(Dataset rows about figures)
↓
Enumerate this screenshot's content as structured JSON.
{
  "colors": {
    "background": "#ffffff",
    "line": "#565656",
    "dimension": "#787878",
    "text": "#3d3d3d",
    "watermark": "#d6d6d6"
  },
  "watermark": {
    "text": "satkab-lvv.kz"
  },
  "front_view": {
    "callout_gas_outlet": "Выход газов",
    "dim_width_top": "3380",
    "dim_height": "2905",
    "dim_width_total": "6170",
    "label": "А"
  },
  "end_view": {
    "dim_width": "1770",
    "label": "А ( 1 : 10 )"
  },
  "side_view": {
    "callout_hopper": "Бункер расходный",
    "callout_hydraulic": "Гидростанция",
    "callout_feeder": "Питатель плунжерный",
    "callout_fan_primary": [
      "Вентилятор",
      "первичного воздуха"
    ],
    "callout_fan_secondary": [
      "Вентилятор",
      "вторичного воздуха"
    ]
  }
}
↑
WHAT IS ASKED
Retype every record above exactly as it appears.

WORKED ANSWER
Enumerate this screenshot's content as structured JSON.
{
  "colors": {
    "background": "#ffffff",
    "line": "#565656",
    "dimension": "#787878",
    "text": "#3d3d3d",
    "watermark": "#d6d6d6"
  },
  "watermark": {
    "text": "satkab-lvv.kz"
  },
  "front_view": {
    "callout_gas_outlet": "Выход газов",
    "dim_width_top": "3380",
    "dim_height": "2905",
    "dim_width_total": "6170",
    "label": "А"
  },
  "end_view": {
    "dim_width": "1770",
    "label": "А ( 1 : 10 )"
  },
  "side_view": {
    "callout_hopper": "Бункер расходный",
    "callout_hydraulic": "Гидростанция",
    "callout_feeder": "Питатель плунжерный",
    "callout_fan_primary": [
      "Вентилятор",
      "первичного воздуха"
    ],
    "callout_fan_secondary": [
      "Вентилятор",
      "вторичного воздуха"
    ]
  }
}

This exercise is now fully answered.